● TASK STATEMENT
Copy the listing below line for line, omitting the pictures from your copy.

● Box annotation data

______

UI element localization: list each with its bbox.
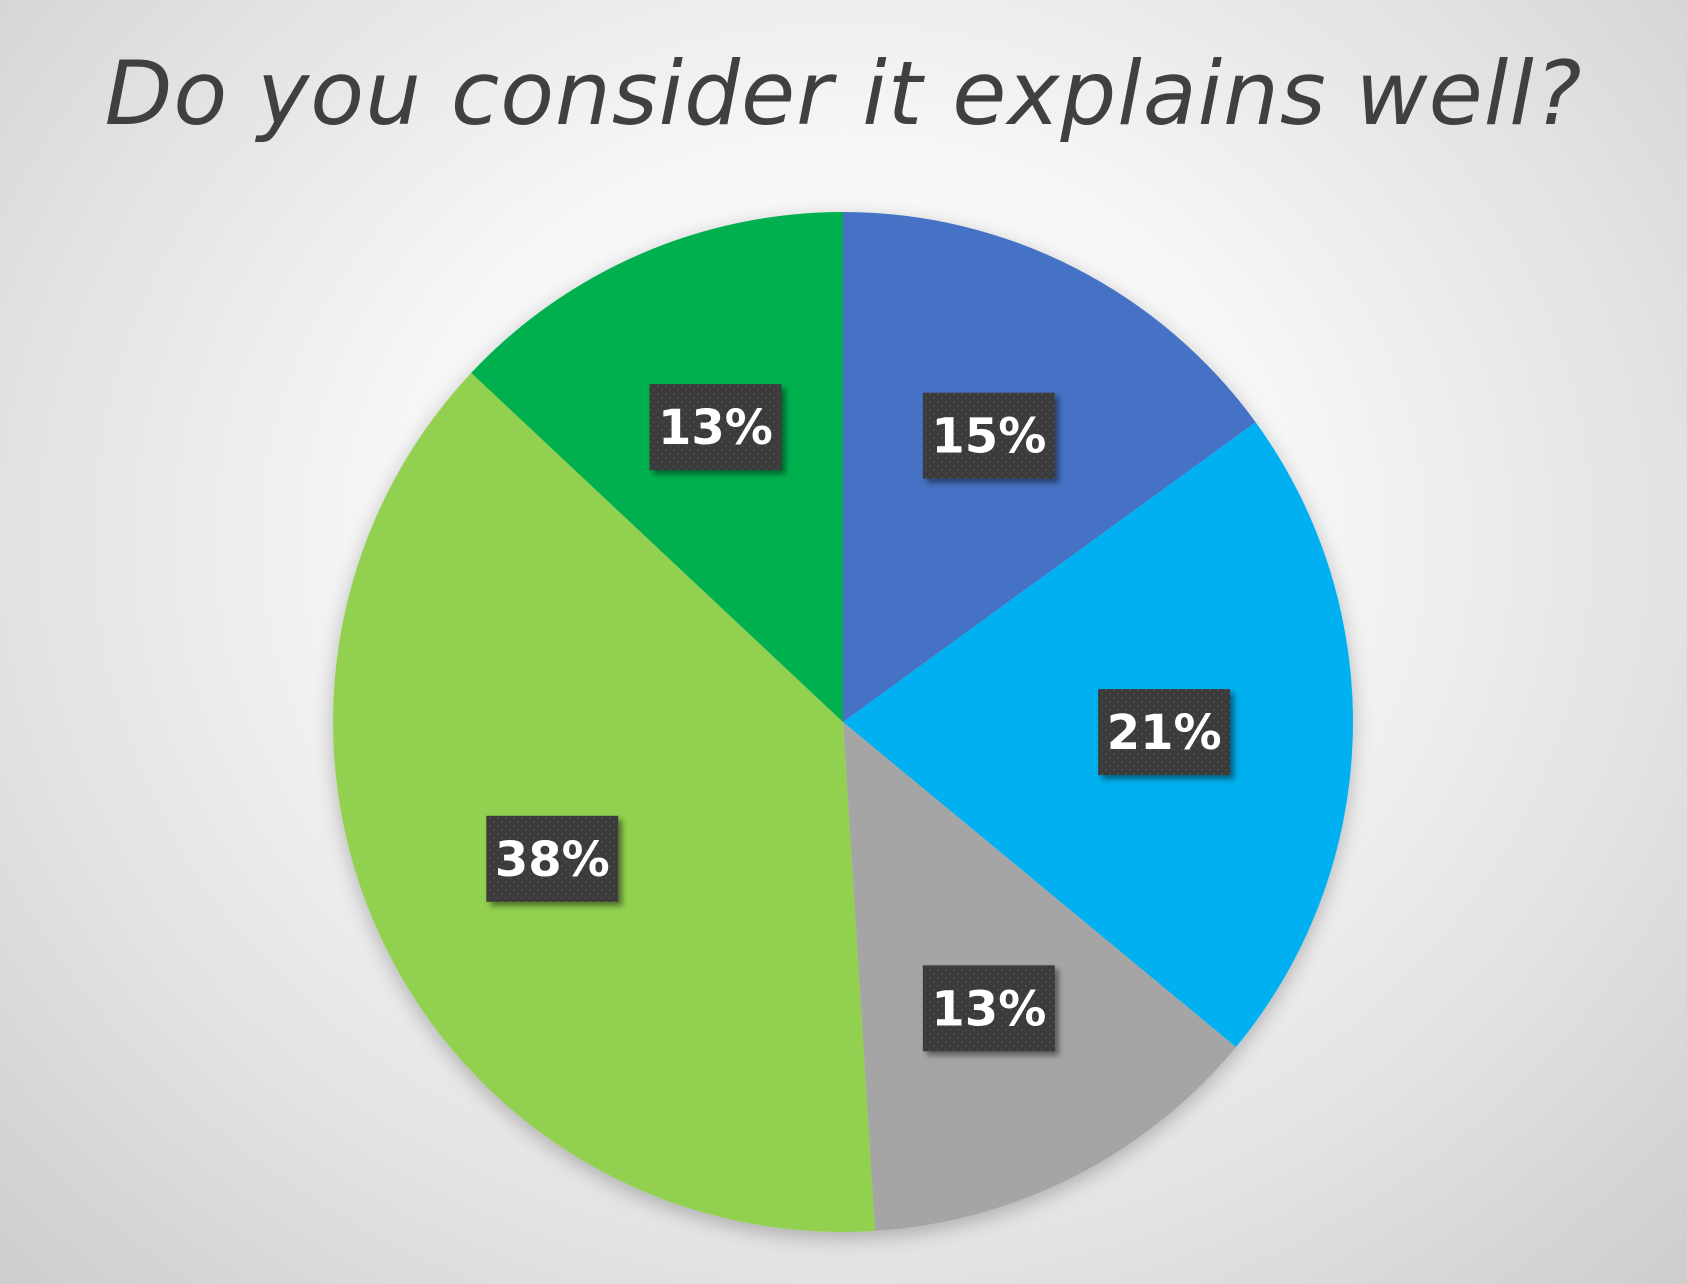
data-label-text: 21% xyxy=(1107,705,1222,761)
data-label-text: 13% xyxy=(658,400,773,456)
pie-data-labels: 15% 21% 13% 38% 13% xyxy=(486,384,1231,1052)
pie-slice-4 xyxy=(332,372,876,1233)
data-label-box xyxy=(486,815,619,902)
data-label-4: 38% xyxy=(486,815,619,902)
data-label-text: 13% xyxy=(931,981,1046,1037)
data-label-box xyxy=(649,384,782,471)
data-label-3: 13% xyxy=(922,965,1055,1052)
data-label-box xyxy=(922,965,1055,1052)
data-label-1: 15% xyxy=(922,392,1055,479)
data-label-text: 38% xyxy=(495,832,610,888)
pie-slice-2 xyxy=(843,422,1354,1048)
data-label-5: 13% xyxy=(649,384,782,471)
data-label-text: 15% xyxy=(931,409,1046,465)
chart-title: Do you consider it explains well? xyxy=(104,42,1583,145)
data-label-box xyxy=(1098,689,1231,776)
data-label-box xyxy=(922,392,1055,479)
data-label-2: 21% xyxy=(1098,689,1231,776)
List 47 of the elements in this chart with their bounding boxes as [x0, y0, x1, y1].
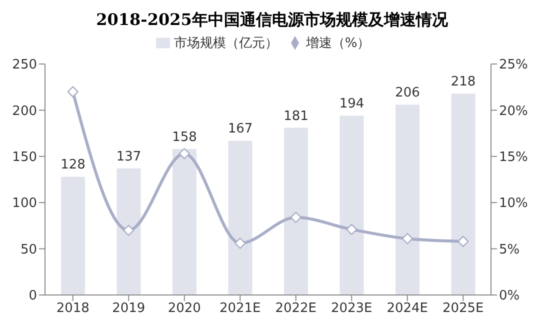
y2-tick-label: 20%	[499, 104, 528, 119]
bar	[172, 149, 196, 295]
bar	[228, 140, 252, 295]
data-label: 158	[172, 130, 197, 146]
point	[346, 224, 358, 235]
y2-tick-label: 25%	[499, 58, 528, 73]
bar	[340, 116, 364, 295]
data-label: 137	[116, 149, 142, 164]
y2-tick-label: 15%	[499, 150, 528, 166]
x-tick-label: 2020	[168, 301, 201, 316]
bar	[451, 94, 476, 295]
y-tick-label: 150	[12, 150, 37, 166]
x-tick-label: 2022E	[275, 301, 317, 316]
bar	[284, 128, 308, 295]
y-tick-label: 0	[28, 288, 37, 304]
legend-label: 增速（%）	[306, 36, 370, 51]
point	[402, 233, 413, 244]
point	[178, 148, 190, 160]
point	[123, 224, 134, 236]
data-label: 167	[228, 122, 253, 137]
y-tick-label: 50	[20, 242, 37, 258]
x-tick-label: 2024E	[386, 301, 428, 316]
bar	[396, 104, 420, 295]
point	[290, 212, 302, 223]
y-tick-label: 100	[12, 196, 37, 212]
data-label: 218	[450, 74, 476, 90]
x-tick-label: 2021E	[219, 301, 261, 316]
point	[234, 238, 246, 249]
y2-tick-label: 0%	[499, 288, 520, 304]
x-tick-label: 2018	[56, 301, 90, 316]
y-tick-label: 250	[12, 58, 37, 73]
y-tick-label: 200	[12, 104, 37, 119]
y2-tick-label: 10%	[499, 196, 528, 212]
y2-tick-label: 5%	[499, 242, 520, 258]
x-tick-label: 2023E	[330, 301, 372, 316]
data-label: 128	[60, 158, 86, 173]
point	[458, 236, 469, 248]
point	[67, 86, 78, 98]
data-label: 194	[339, 96, 364, 112]
bar	[116, 168, 141, 295]
x-tick-label: 2025E	[442, 301, 484, 316]
data-label: 206	[395, 86, 420, 101]
data-label: 181	[284, 108, 308, 124]
x-tick-label: 2019	[112, 301, 146, 316]
chart-title: 2018-2025年中国通信电源市场规模及增速情况	[95, 10, 449, 31]
bar	[61, 176, 85, 295]
legend-label: 市场规模（亿元）	[174, 36, 278, 51]
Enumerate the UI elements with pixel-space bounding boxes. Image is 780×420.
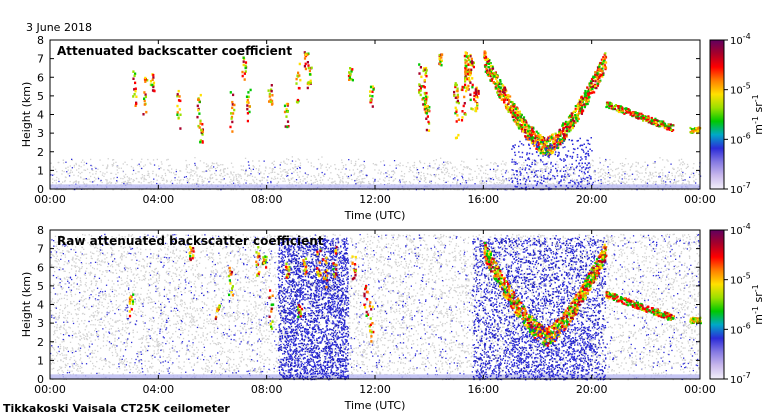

______

● RESPONSE TO THIS TASK
UI element localization: list each with its bbox.
data-label-text: 21% xyxy=(1107,705,1222,761)
data-label-text: 13% xyxy=(658,400,773,456)
pie-data-labels: 15% 21% 13% 38% 13% xyxy=(486,384,1231,1052)
pie-slice-4 xyxy=(332,372,876,1233)
data-label-box xyxy=(486,815,619,902)
data-label-4: 38% xyxy=(486,815,619,902)
data-label-text: 13% xyxy=(931,981,1046,1037)
data-label-box xyxy=(649,384,782,471)
data-label-3: 13% xyxy=(922,965,1055,1052)
data-label-box xyxy=(922,965,1055,1052)
data-label-1: 15% xyxy=(922,392,1055,479)
data-label-text: 38% xyxy=(495,832,610,888)
pie-slice-2 xyxy=(843,422,1354,1048)
data-label-5: 13% xyxy=(649,384,782,471)
data-label-text: 15% xyxy=(931,409,1046,465)
chart-title: Do you consider it explains well? xyxy=(104,42,1583,145)
data-label-box xyxy=(1098,689,1231,776)
data-label-box xyxy=(922,392,1055,479)
data-label-2: 21% xyxy=(1098,689,1231,776)
List 47 of the elements in this chart with their bounding boxes as [x0, y0, x1, y1].
y2-tick-label: 20%	[499, 104, 528, 119]
bar	[172, 149, 196, 295]
bar	[228, 140, 252, 295]
data-label: 158	[172, 130, 197, 146]
point	[346, 224, 358, 235]
y2-tick-label: 25%	[499, 58, 528, 73]
bar	[340, 116, 364, 295]
data-label: 137	[116, 149, 142, 164]
y2-tick-label: 15%	[499, 150, 528, 166]
x-tick-label: 2020	[168, 301, 201, 316]
bar	[451, 94, 476, 295]
y-tick-label: 150	[12, 150, 37, 166]
x-tick-label: 2022E	[275, 301, 317, 316]
bar	[284, 128, 308, 295]
y-tick-label: 0	[28, 288, 37, 304]
legend-label: 增速（%）	[306, 36, 370, 51]
point	[402, 233, 413, 244]
point	[178, 148, 190, 160]
point	[123, 224, 134, 236]
data-label: 167	[228, 122, 253, 137]
y-tick-label: 50	[20, 242, 37, 258]
x-tick-label: 2024E	[386, 301, 428, 316]
bar	[396, 104, 420, 295]
point	[290, 212, 302, 223]
y-tick-label: 100	[12, 196, 37, 212]
data-label: 218	[450, 74, 476, 90]
x-tick-label: 2021E	[219, 301, 261, 316]
point	[234, 238, 246, 249]
y2-tick-label: 0%	[499, 288, 520, 304]
x-tick-label: 2018	[56, 301, 90, 316]
y-tick-label: 250	[12, 58, 37, 73]
y-tick-label: 200	[12, 104, 37, 119]
y2-tick-label: 10%	[499, 196, 528, 212]
y2-tick-label: 5%	[499, 242, 520, 258]
x-tick-label: 2023E	[330, 301, 372, 316]
data-label: 128	[60, 158, 86, 173]
point	[458, 236, 469, 248]
point	[67, 86, 78, 98]
data-label: 194	[339, 96, 364, 112]
bar	[116, 168, 141, 295]
x-tick-label: 2025E	[442, 301, 484, 316]
data-label: 206	[395, 86, 420, 101]
data-label: 181	[284, 108, 308, 124]
x-tick-label: 2019	[112, 301, 146, 316]
chart-title: 2018-2025年中国通信电源市场规模及增速情况	[95, 10, 449, 31]
bar	[61, 176, 85, 295]
legend-label: 市场规模（亿元）	[174, 36, 278, 51]
Enumerate the UI elements with pixel-space bounding boxes. Image is 780×420.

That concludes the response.